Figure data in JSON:
^^^^^^^^

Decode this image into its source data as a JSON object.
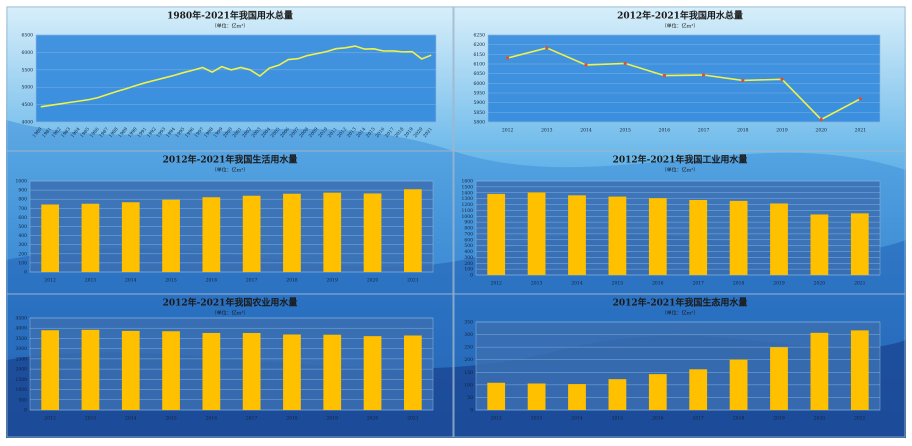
{
  "chart_data": [
    {
      "type": "line",
      "title": "1980年-2021年我国用水总量",
      "subtitle": "（单位：亿m³）",
      "categories": [
        "1980",
        "1981",
        "1982",
        "1983",
        "1984",
        "1985",
        "1986",
        "1987",
        "1988",
        "1989",
        "1990",
        "1991",
        "1992",
        "1993",
        "1994",
        "1995",
        "1996",
        "1997",
        "1998",
        "1999",
        "2000",
        "2001",
        "2002",
        "2003",
        "2004",
        "2005",
        "2006",
        "2007",
        "2008",
        "2009",
        "2010",
        "2011",
        "2012",
        "2013",
        "2014",
        "2015",
        "2016",
        "2017",
        "2018",
        "2019",
        "2020",
        "2021"
      ],
      "values": [
        4437,
        4480,
        4520,
        4560,
        4600,
        4640,
        4700,
        4790,
        4880,
        4960,
        5050,
        5130,
        5200,
        5270,
        5340,
        5420,
        5490,
        5566,
        5435,
        5591,
        5498,
        5567,
        5497,
        5320,
        5548,
        5633,
        5795,
        5819,
        5910,
        5965,
        6022,
        6107,
        6131,
        6183,
        6095,
        6103,
        6040,
        6043,
        6015,
        6021,
        5813,
        5920
      ],
      "color": "#eef24a",
      "ylim": [
        4000,
        6500
      ],
      "yticks": [
        4000,
        4500,
        5000,
        5500,
        6000,
        6500
      ],
      "grid": true
    },
    {
      "type": "line",
      "title": "2012年-2021年我国用水总量",
      "subtitle": "（单位：亿m³）",
      "categories": [
        "2012",
        "2013",
        "2014",
        "2015",
        "2016",
        "2017",
        "2018",
        "2019",
        "2020",
        "2021"
      ],
      "values": [
        6131,
        6183,
        6095,
        6103,
        6040,
        6043,
        6015,
        6021,
        5813,
        5920
      ],
      "color": "#eef24a",
      "marker_color": "#e0502a",
      "ylim": [
        5800,
        6250
      ],
      "yticks": [
        5800,
        5850,
        5900,
        5950,
        6000,
        6050,
        6100,
        6150,
        6200,
        6250
      ],
      "grid": true
    },
    {
      "type": "bar",
      "title": "2012年-2021年我国生活用水量",
      "subtitle": "（单位：亿m³）",
      "categories": [
        "2012",
        "2013",
        "2014",
        "2015",
        "2016",
        "2017",
        "2018",
        "2019",
        "2020",
        "2021"
      ],
      "values": [
        741.8,
        750.1,
        766.6,
        793.5,
        821.6,
        838.1,
        859.9,
        871.7,
        863.1,
        909.4
      ],
      "color": "#ffc000",
      "ylim": [
        0,
        1000
      ],
      "yticks": [
        0,
        100,
        200,
        300,
        400,
        500,
        600,
        700,
        800,
        900,
        1000
      ],
      "grid": true
    },
    {
      "type": "bar",
      "title": "2012年-2021年我国工业用水量",
      "subtitle": "（单位：亿m³）",
      "categories": [
        "2012",
        "2013",
        "2014",
        "2015",
        "2016",
        "2017",
        "2018",
        "2019",
        "2020",
        "2021"
      ],
      "values": [
        1380.7,
        1406.4,
        1356.1,
        1334.8,
        1308.0,
        1277.0,
        1261.6,
        1217.6,
        1030.4,
        1049.6
      ],
      "color": "#ffc000",
      "ylim": [
        0,
        1600
      ],
      "yticks": [
        0,
        100,
        200,
        300,
        400,
        500,
        600,
        700,
        800,
        900,
        1000,
        1100,
        1200,
        1300,
        1400,
        1500,
        1600
      ],
      "grid": true
    },
    {
      "type": "bar",
      "title": "2012年-2021年我国农业用水量",
      "subtitle": "（单位：亿m³）",
      "categories": [
        "2012",
        "2013",
        "2014",
        "2015",
        "2016",
        "2017",
        "2018",
        "2019",
        "2020",
        "2021"
      ],
      "values": [
        3902.5,
        3921.5,
        3869.0,
        3852.2,
        3768.0,
        3766.4,
        3693.1,
        3682.3,
        3612.4,
        3644.3
      ],
      "color": "#ffc000",
      "ylim": [
        0,
        4500
      ],
      "yticks": [
        0,
        500,
        1000,
        1500,
        2000,
        2500,
        3000,
        3500,
        4000,
        4500
      ],
      "grid": true
    },
    {
      "type": "bar",
      "title": "2012年-2021年我国生态用水量",
      "subtitle": "（单位：亿m³）",
      "categories": [
        "2012",
        "2013",
        "2014",
        "2015",
        "2016",
        "2017",
        "2018",
        "2019",
        "2020",
        "2021"
      ],
      "values": [
        108.3,
        105.4,
        103.2,
        122.7,
        142.6,
        161.9,
        200.9,
        249.6,
        307.0,
        316.7
      ],
      "color": "#ffc000",
      "ylim": [
        0,
        350
      ],
      "yticks": [
        0,
        50,
        100,
        150,
        200,
        250,
        300,
        350
      ],
      "grid": true
    }
  ]
}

^^^^^^^^

Written exercise - Without the pictures, print the records in full, exactly as they appear.

Reply -
Decode this image into its source data as a JSON object.
{
  "chart_data": [
    {
      "type": "line",
      "title": "1980年-2021年我国用水总量",
      "subtitle": "（单位：亿m³）",
      "categories": [
        "1980",
        "1981",
        "1982",
        "1983",
        "1984",
        "1985",
        "1986",
        "1987",
        "1988",
        "1989",
        "1990",
        "1991",
        "1992",
        "1993",
        "1994",
        "1995",
        "1996",
        "1997",
        "1998",
        "1999",
        "2000",
        "2001",
        "2002",
        "2003",
        "2004",
        "2005",
        "2006",
        "2007",
        "2008",
        "2009",
        "2010",
        "2011",
        "2012",
        "2013",
        "2014",
        "2015",
        "2016",
        "2017",
        "2018",
        "2019",
        "2020",
        "2021"
      ],
      "values": [
        4437,
        4480,
        4520,
        4560,
        4600,
        4640,
        4700,
        4790,
        4880,
        4960,
        5050,
        5130,
        5200,
        5270,
        5340,
        5420,
        5490,
        5566,
        5435,
        5591,
        5498,
        5567,
        5497,
        5320,
        5548,
        5633,
        5795,
        5819,
        5910,
        5965,
        6022,
        6107,
        6131,
        6183,
        6095,
        6103,
        6040,
        6043,
        6015,
        6021,
        5813,
        5920
      ],
      "color": "#eef24a",
      "ylim": [
        4000,
        6500
      ],
      "yticks": [
        4000,
        4500,
        5000,
        5500,
        6000,
        6500
      ],
      "grid": true
    },
    {
      "type": "line",
      "title": "2012年-2021年我国用水总量",
      "subtitle": "（单位：亿m³）",
      "categories": [
        "2012",
        "2013",
        "2014",
        "2015",
        "2016",
        "2017",
        "2018",
        "2019",
        "2020",
        "2021"
      ],
      "values": [
        6131,
        6183,
        6095,
        6103,
        6040,
        6043,
        6015,
        6021,
        5813,
        5920
      ],
      "color": "#eef24a",
      "marker_color": "#e0502a",
      "ylim": [
        5800,
        6250
      ],
      "yticks": [
        5800,
        5850,
        5900,
        5950,
        6000,
        6050,
        6100,
        6150,
        6200,
        6250
      ],
      "grid": true
    },
    {
      "type": "bar",
      "title": "2012年-2021年我国生活用水量",
      "subtitle": "（单位：亿m³）",
      "categories": [
        "2012",
        "2013",
        "2014",
        "2015",
        "2016",
        "2017",
        "2018",
        "2019",
        "2020",
        "2021"
      ],
      "values": [
        741.8,
        750.1,
        766.6,
        793.5,
        821.6,
        838.1,
        859.9,
        871.7,
        863.1,
        909.4
      ],
      "color": "#ffc000",
      "ylim": [
        0,
        1000
      ],
      "yticks": [
        0,
        100,
        200,
        300,
        400,
        500,
        600,
        700,
        800,
        900,
        1000
      ],
      "grid": true
    },
    {
      "type": "bar",
      "title": "2012年-2021年我国工业用水量",
      "subtitle": "（单位：亿m³）",
      "categories": [
        "2012",
        "2013",
        "2014",
        "2015",
        "2016",
        "2017",
        "2018",
        "2019",
        "2020",
        "2021"
      ],
      "values": [
        1380.7,
        1406.4,
        1356.1,
        1334.8,
        1308.0,
        1277.0,
        1261.6,
        1217.6,
        1030.4,
        1049.6
      ],
      "color": "#ffc000",
      "ylim": [
        0,
        1600
      ],
      "yticks": [
        0,
        100,
        200,
        300,
        400,
        500,
        600,
        700,
        800,
        900,
        1000,
        1100,
        1200,
        1300,
        1400,
        1500,
        1600
      ],
      "grid": true
    },
    {
      "type": "bar",
      "title": "2012年-2021年我国农业用水量",
      "subtitle": "（单位：亿m³）",
      "categories": [
        "2012",
        "2013",
        "2014",
        "2015",
        "2016",
        "2017",
        "2018",
        "2019",
        "2020",
        "2021"
      ],
      "values": [
        3902.5,
        3921.5,
        3869.0,
        3852.2,
        3768.0,
        3766.4,
        3693.1,
        3682.3,
        3612.4,
        3644.3
      ],
      "color": "#ffc000",
      "ylim": [
        0,
        4500
      ],
      "yticks": [
        0,
        500,
        1000,
        1500,
        2000,
        2500,
        3000,
        3500,
        4000,
        4500
      ],
      "grid": true
    },
    {
      "type": "bar",
      "title": "2012年-2021年我国生态用水量",
      "subtitle": "（单位：亿m³）",
      "categories": [
        "2012",
        "2013",
        "2014",
        "2015",
        "2016",
        "2017",
        "2018",
        "2019",
        "2020",
        "2021"
      ],
      "values": [
        108.3,
        105.4,
        103.2,
        122.7,
        142.6,
        161.9,
        200.9,
        249.6,
        307.0,
        316.7
      ],
      "color": "#ffc000",
      "ylim": [
        0,
        350
      ],
      "yticks": [
        0,
        50,
        100,
        150,
        200,
        250,
        300,
        350
      ],
      "grid": true
    }
  ]
}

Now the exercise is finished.